# Exercise prompt:
Each line below that contains "замкнутого" counts once; report the total and nothing more.

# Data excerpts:
********

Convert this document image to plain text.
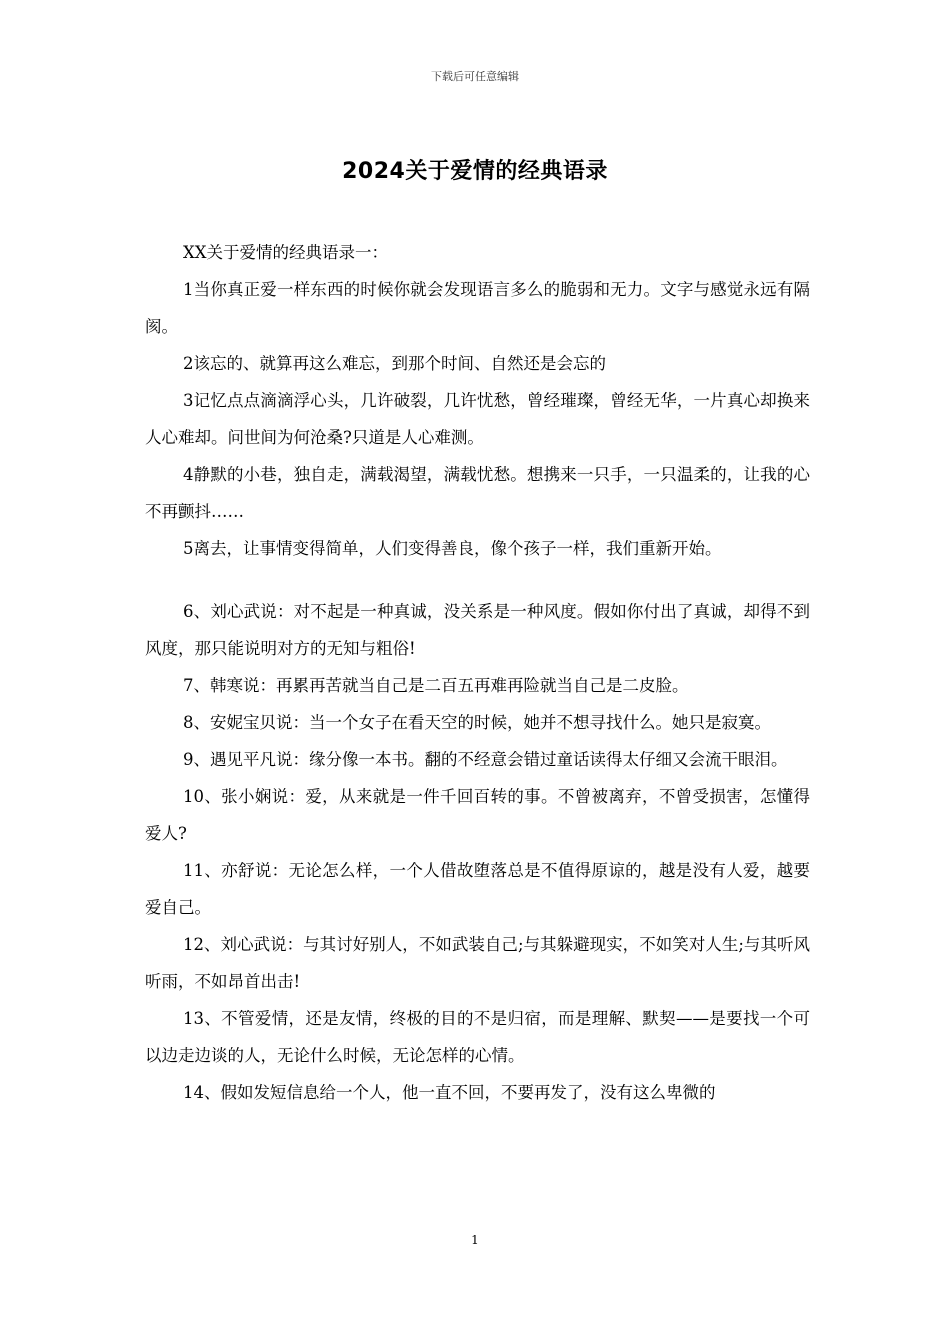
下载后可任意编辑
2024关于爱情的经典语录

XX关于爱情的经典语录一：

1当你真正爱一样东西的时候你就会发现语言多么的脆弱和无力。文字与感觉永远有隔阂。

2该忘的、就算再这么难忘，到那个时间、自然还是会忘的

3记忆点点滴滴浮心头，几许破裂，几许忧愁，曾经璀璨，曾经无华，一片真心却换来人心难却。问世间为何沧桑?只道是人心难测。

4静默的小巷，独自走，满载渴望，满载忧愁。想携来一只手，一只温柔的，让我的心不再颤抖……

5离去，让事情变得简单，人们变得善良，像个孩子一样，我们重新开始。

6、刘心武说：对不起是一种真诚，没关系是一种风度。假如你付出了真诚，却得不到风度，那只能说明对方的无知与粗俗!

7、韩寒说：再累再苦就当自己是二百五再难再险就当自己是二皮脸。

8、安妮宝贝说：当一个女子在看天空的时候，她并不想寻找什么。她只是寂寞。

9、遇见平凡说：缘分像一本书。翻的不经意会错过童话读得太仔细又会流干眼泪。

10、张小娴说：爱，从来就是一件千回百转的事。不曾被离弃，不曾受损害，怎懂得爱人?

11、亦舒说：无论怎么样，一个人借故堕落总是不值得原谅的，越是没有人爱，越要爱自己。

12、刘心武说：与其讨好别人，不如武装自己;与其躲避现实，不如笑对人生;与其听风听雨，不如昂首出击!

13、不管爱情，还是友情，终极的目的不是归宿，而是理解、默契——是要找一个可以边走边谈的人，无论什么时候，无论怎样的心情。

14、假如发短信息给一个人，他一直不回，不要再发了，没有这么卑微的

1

********

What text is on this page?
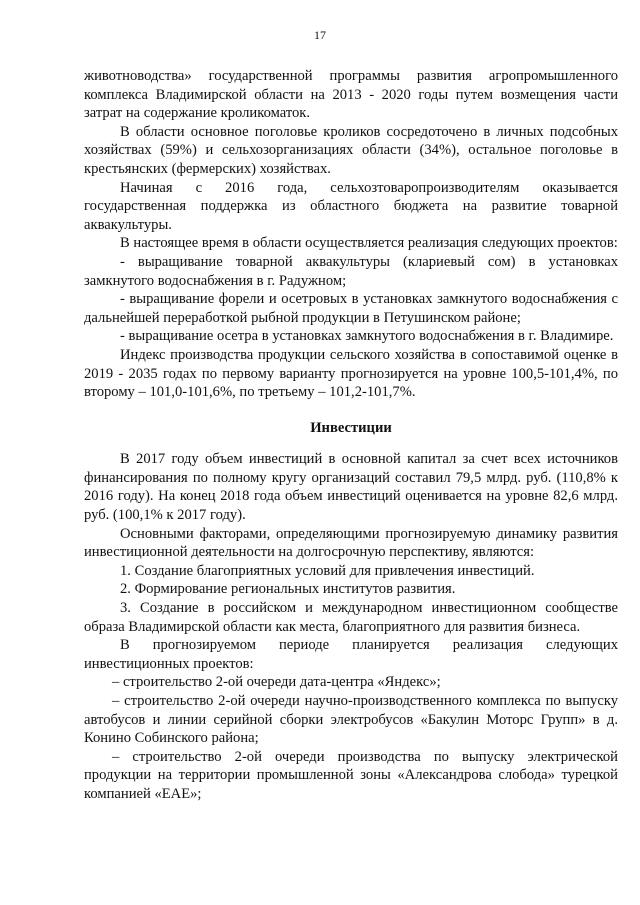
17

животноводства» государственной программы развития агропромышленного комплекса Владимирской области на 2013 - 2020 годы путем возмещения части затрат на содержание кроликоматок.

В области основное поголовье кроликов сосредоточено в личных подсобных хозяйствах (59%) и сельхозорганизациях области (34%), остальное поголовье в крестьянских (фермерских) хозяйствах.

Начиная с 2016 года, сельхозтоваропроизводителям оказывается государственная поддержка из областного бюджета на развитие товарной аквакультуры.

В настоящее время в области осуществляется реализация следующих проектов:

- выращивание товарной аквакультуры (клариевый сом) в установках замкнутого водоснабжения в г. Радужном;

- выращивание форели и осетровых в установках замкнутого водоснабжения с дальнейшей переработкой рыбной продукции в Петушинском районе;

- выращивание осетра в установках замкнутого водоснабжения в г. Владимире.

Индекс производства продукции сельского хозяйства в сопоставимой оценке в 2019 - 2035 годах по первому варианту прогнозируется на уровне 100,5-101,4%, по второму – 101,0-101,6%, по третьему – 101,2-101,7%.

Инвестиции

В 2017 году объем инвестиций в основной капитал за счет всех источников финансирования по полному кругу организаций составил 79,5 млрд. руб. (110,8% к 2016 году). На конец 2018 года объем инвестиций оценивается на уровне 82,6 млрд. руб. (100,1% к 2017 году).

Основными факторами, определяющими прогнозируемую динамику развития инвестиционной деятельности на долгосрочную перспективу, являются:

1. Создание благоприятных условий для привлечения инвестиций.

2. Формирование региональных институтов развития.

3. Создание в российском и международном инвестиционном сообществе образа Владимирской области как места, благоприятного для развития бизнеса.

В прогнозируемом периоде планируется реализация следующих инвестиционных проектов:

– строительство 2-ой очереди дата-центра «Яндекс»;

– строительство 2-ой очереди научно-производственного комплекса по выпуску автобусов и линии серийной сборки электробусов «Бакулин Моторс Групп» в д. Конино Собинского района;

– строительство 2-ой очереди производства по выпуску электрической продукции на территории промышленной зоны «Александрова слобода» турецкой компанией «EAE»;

********

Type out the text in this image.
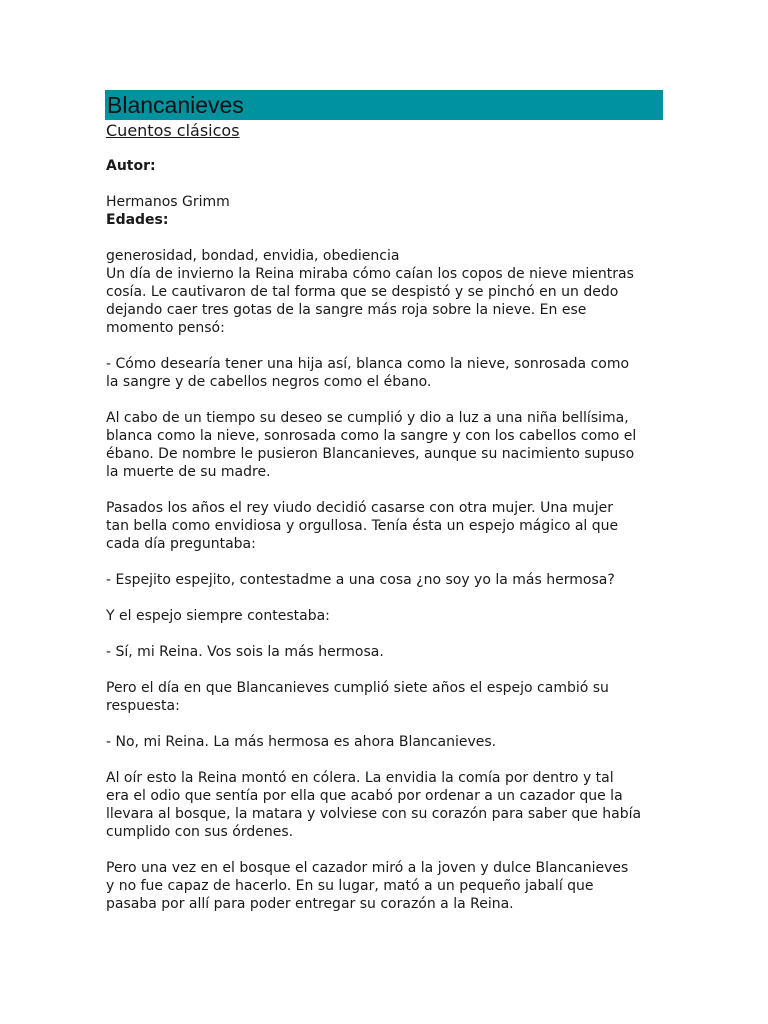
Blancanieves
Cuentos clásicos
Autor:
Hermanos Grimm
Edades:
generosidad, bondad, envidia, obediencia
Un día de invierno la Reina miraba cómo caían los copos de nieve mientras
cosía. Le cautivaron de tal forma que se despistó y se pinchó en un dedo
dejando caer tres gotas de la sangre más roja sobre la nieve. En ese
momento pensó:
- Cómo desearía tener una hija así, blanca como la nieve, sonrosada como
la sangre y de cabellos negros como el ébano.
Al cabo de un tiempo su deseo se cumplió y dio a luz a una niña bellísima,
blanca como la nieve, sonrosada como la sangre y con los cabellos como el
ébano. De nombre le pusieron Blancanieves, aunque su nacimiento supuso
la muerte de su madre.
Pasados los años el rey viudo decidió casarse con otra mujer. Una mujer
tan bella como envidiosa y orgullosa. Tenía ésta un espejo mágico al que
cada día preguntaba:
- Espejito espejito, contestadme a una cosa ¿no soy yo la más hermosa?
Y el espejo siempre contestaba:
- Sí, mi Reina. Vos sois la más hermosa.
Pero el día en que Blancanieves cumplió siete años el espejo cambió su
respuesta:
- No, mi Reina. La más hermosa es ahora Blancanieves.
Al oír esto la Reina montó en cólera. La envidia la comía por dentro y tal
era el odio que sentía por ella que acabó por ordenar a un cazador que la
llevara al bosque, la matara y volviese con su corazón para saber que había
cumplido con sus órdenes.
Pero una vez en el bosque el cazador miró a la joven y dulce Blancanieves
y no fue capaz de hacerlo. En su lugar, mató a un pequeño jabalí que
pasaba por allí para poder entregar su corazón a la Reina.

********

# Solution to this task:
3